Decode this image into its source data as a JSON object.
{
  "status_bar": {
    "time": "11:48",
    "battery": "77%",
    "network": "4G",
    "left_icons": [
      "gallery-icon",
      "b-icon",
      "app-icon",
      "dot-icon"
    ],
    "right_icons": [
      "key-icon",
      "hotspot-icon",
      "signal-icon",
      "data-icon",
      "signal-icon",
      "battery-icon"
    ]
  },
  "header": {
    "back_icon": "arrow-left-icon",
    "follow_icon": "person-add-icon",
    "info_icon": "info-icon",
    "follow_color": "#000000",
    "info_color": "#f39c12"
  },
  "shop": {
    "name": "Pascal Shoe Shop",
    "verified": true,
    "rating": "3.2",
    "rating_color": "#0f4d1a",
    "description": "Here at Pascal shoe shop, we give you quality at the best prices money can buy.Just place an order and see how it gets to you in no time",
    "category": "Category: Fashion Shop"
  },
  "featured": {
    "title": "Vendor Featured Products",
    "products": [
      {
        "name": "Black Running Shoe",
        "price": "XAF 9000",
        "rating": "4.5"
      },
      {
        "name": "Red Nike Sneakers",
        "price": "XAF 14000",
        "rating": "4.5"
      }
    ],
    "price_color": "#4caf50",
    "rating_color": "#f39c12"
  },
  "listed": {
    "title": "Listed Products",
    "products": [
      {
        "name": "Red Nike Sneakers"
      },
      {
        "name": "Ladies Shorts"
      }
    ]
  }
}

--

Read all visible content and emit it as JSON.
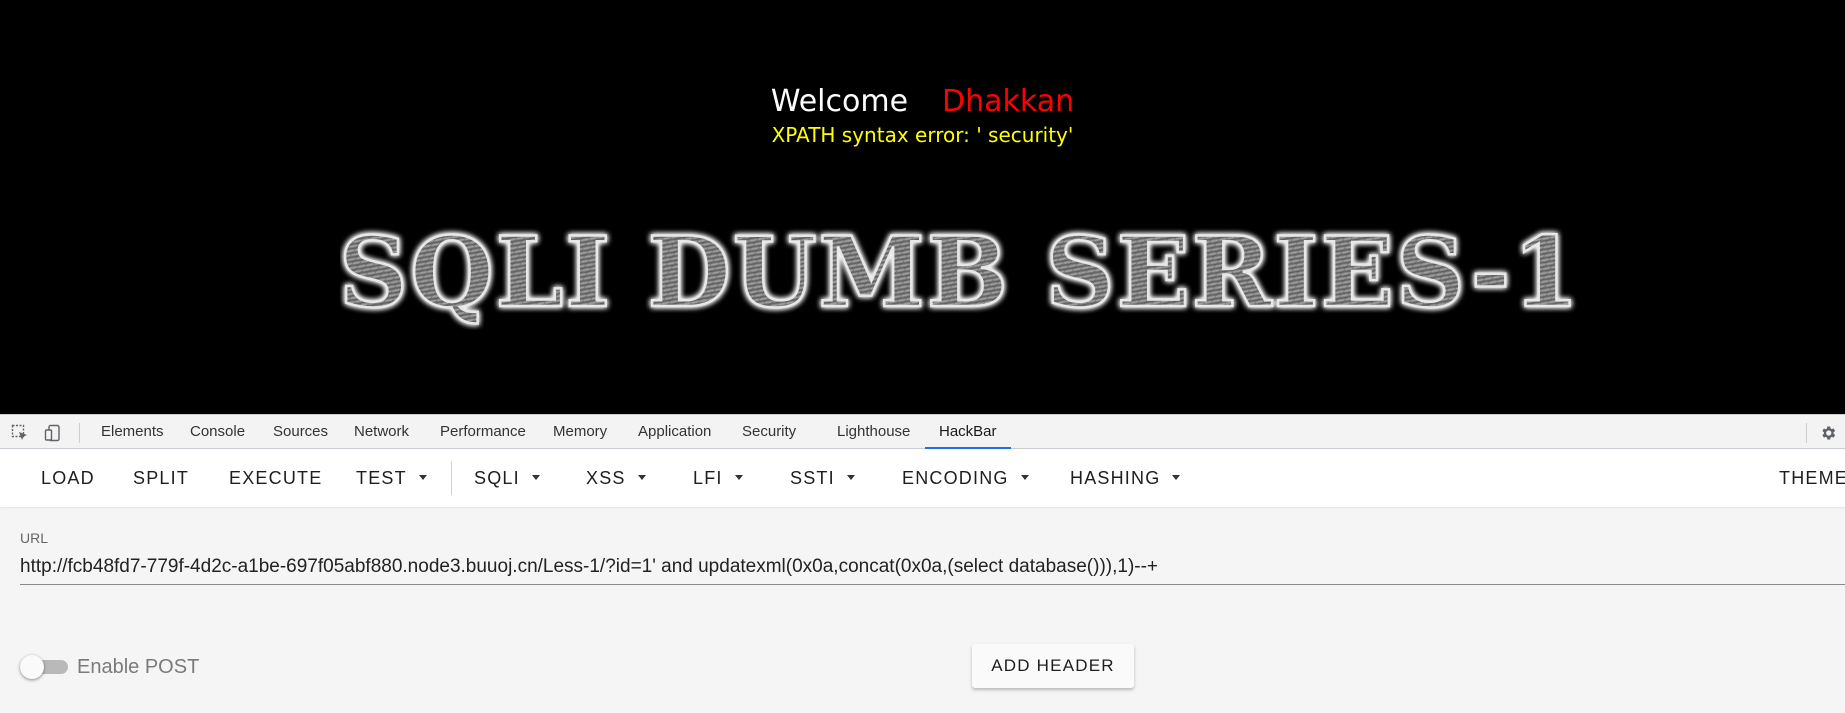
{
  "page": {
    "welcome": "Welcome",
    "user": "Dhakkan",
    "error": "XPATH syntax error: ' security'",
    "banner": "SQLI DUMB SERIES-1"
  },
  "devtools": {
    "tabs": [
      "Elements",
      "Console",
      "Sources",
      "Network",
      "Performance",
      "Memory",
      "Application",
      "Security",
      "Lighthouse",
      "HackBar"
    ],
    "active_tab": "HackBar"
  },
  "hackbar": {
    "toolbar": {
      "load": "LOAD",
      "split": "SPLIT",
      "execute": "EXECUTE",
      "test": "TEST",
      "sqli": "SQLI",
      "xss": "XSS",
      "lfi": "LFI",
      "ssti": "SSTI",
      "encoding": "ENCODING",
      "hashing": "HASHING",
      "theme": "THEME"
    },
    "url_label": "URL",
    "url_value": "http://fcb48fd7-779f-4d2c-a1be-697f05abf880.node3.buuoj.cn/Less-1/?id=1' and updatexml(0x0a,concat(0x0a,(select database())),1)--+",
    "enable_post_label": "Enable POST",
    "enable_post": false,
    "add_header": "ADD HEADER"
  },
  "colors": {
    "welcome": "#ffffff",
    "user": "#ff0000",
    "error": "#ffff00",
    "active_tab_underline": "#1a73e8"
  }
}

__The request__
Each line in the entries above that includes the string "Pascal" should be extracted.

__The answer__
    "name": "Pascal Shoe Shop",
    "description": "Here at Pascal shoe shop, we give you quality at the best prices money can buy.Just place an order and see how it gets to you in no time",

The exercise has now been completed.